Brano fornito
|---|
Ticino e Grigioni

In aula per tentato omicidio

Alla sbarra in dicembre il giovane che nel 2014, al Polisport di Olivone, rischiò di uccidere un 35enne

  • 12.09.2017, 13:52
  • 4 maggio, 18:39
Il Polisport di Olivone, luogo dove avvenne l'aggressione

Il Polisport di Olivone, luogo dove avvenne l'aggressione

  • ©Archivio Ti-Press

Si appresta ad approdare in aula l’aggressione avvenuta al Polisport di Olivone la notte del 27 luglio 2014, quando un 35enne del Luganese – si ricorderà – rischiò di morire dopo essere stato raggiunto da un pugno. Il giovane grigionese (all’epoca 19enne) che lo colpì in pieno volto verrà processato il 5 e il 6 dicembre prossimi. A presiedere la Corte sarà il giudice Marco Villa.
|---|
Dati forniti

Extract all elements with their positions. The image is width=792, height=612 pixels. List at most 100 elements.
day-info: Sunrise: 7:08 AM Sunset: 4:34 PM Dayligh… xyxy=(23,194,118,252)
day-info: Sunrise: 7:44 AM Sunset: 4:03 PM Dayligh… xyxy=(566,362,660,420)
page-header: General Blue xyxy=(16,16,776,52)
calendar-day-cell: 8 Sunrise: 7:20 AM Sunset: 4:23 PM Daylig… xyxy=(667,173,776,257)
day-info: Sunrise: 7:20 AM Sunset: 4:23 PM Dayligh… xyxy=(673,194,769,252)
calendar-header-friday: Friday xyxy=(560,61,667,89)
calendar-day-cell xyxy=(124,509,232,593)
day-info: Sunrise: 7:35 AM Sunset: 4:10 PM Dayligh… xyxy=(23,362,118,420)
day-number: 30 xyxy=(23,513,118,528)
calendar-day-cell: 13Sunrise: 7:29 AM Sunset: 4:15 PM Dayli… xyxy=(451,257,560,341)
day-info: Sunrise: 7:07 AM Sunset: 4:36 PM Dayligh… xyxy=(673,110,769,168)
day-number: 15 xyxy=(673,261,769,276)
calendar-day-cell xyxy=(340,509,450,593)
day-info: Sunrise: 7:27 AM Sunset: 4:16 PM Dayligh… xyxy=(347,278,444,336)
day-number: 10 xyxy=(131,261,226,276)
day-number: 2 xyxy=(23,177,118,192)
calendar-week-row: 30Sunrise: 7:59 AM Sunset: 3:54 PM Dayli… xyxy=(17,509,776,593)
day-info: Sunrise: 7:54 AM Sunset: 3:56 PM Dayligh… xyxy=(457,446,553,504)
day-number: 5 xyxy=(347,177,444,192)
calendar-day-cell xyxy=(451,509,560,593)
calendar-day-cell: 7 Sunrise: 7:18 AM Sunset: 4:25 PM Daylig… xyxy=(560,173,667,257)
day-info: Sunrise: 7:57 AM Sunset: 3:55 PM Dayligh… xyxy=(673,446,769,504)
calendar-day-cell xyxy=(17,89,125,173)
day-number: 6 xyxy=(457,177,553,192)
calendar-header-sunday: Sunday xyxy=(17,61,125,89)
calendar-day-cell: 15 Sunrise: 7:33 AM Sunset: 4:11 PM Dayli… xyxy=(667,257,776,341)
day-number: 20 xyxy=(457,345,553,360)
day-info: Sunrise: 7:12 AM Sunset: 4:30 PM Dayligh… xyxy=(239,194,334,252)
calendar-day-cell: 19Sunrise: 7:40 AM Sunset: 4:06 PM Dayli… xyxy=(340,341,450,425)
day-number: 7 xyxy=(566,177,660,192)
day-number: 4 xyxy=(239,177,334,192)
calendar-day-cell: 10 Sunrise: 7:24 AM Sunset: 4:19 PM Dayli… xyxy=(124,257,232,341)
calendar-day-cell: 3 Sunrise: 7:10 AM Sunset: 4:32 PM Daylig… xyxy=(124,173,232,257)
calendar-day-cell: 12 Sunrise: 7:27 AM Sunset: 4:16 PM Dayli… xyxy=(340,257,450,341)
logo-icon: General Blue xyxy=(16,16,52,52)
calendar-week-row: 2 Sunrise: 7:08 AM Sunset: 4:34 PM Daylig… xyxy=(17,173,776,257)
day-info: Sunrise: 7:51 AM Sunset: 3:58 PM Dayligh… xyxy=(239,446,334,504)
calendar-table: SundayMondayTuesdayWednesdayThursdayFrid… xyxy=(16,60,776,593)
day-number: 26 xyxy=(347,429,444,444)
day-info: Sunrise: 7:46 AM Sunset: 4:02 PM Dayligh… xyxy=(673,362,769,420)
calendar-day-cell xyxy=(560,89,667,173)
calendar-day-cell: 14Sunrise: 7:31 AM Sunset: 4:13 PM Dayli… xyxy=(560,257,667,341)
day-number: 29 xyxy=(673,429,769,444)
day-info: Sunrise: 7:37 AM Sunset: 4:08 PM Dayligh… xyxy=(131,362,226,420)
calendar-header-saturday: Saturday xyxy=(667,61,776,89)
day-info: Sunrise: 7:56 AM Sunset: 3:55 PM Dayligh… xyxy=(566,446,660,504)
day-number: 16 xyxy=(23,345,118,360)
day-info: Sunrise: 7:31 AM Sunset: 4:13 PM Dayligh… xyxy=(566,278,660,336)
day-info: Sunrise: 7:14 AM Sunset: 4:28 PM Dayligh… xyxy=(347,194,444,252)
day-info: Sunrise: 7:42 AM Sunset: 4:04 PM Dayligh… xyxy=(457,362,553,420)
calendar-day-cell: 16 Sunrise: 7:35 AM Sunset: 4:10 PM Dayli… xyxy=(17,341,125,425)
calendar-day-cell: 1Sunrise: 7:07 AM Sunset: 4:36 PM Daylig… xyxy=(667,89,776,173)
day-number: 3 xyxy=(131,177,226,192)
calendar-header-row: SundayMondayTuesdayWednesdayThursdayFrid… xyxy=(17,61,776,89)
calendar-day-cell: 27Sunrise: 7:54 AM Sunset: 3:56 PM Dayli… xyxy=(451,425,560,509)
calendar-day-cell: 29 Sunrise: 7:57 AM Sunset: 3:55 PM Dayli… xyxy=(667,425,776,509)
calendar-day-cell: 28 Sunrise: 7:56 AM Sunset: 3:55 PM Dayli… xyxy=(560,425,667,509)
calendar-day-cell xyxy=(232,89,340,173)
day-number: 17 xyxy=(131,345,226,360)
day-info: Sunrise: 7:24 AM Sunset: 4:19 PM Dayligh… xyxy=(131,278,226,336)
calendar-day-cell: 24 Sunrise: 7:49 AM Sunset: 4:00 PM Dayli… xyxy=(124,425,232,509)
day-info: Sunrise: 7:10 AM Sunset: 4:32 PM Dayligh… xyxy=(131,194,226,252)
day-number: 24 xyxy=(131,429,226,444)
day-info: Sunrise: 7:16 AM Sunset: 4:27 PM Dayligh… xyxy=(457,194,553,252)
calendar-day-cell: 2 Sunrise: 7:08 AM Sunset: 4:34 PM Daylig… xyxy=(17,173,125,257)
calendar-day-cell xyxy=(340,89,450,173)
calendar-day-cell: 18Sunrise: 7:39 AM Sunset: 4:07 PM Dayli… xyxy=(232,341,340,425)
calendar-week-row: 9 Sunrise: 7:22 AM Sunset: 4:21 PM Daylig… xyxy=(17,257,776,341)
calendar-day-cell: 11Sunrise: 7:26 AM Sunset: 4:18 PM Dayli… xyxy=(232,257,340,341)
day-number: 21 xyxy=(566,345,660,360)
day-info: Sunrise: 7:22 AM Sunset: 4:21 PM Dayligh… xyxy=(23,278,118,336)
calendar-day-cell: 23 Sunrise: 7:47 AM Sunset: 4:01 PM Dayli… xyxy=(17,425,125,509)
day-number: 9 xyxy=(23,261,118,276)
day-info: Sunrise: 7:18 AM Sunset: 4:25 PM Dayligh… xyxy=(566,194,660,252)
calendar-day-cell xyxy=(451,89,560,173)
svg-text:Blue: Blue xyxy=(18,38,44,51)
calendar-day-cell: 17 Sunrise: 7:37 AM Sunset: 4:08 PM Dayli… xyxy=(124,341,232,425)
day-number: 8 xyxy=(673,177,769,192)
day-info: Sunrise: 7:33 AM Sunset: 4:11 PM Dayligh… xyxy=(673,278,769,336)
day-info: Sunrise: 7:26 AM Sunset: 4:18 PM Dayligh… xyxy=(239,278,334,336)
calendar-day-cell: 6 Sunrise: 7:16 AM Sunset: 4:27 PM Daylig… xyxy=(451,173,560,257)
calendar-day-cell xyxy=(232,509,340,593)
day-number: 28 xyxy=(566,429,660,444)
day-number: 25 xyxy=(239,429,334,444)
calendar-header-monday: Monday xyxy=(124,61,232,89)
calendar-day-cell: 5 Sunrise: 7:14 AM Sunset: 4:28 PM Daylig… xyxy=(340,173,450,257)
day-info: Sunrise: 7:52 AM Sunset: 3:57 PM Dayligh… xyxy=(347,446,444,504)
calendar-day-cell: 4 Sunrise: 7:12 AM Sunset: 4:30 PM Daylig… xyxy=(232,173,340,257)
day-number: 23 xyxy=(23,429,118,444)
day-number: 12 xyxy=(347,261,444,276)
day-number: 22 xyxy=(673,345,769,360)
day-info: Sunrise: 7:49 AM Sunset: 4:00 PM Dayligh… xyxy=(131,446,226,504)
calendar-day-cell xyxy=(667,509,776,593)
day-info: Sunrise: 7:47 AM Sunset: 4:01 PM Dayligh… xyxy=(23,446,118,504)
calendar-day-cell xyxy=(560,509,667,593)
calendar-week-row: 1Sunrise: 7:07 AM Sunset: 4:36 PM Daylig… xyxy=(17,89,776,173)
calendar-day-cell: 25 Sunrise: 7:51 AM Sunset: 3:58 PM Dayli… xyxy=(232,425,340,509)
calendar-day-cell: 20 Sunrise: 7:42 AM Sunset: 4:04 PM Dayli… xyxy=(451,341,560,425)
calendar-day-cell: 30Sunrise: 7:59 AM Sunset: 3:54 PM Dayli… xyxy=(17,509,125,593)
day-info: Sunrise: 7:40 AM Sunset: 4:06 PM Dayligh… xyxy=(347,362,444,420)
|---|
Compiti da svolgere
a) Secondo l'articolo sull'aggressione al Polisport di Olivone, chi presiederà la Corte al processo?
b) Ricopia alla lettera il pezzo dell'articolo sull'aggressione di Olivone che parte dalle parole "Alla sbarra in" e si ferma dopo le parole "giudice Marco Villa.".
c) Scrivi il seguito dell'articolo sull'aggressione al Polisport di Olivone, riprendendo dopo l'ultima frase.

Risposte alle attività
a) Il giudice Marco Villa.

b)
Alla sbarra in dicembre il giovane che nel 2014, al Polisport di Olivone, rischiò di uccidere un 35enne

  • 12.09.2017, 13:52
  • 4 maggio, 18:39
Il Polisport di Olivone, luogo dove avvenne l'aggressione

Il Polisport di Olivone, luogo dove avvenne l'aggressione

  • ©Archivio Ti-Press

Si appresta ad approdare in aula l’aggressione avvenuta al Polisport di Olivone la notte del 27 luglio 2014, quando un 35enne del Luganese – si ricorderà – rischiò di morire dopo essere stato raggiunto da un pugno. Il giovane grigionese (all’epoca 19enne) che lo colpì in pieno volto verrà processato il 5 e il 6 dicembre prossimi. A presiedere la Corte sarà il giudice Marco Villa.

c)
Alle Assise Criminali l’imputato (tornato da tempo a piede libero) dovrà rispondere del reato di tentato omicidio, nella forma del dolo eventuale. Il concerto al capannone era terminato già da un paio d’ore. Tutto sembrava tranquillo, ma a un certo punto i due vennero alle mani. Il ragazzo non agì con l’intenzione di uccidere. Scagliandosi in quel modo sulla vittima – sostiene il procuratore Antonio Perugini – accettò però il rischio di ucciderla. Da qui l’ipotesi formulata dal magistrato, che la difesa (rappresentata da Andrea Bersani) contesta.

Perugini ha preannunciato l’intenzione di chiedere una pena superiore ai cinque anni di carcere. La Corte sarà quindi composta anche dagli assessori giurati.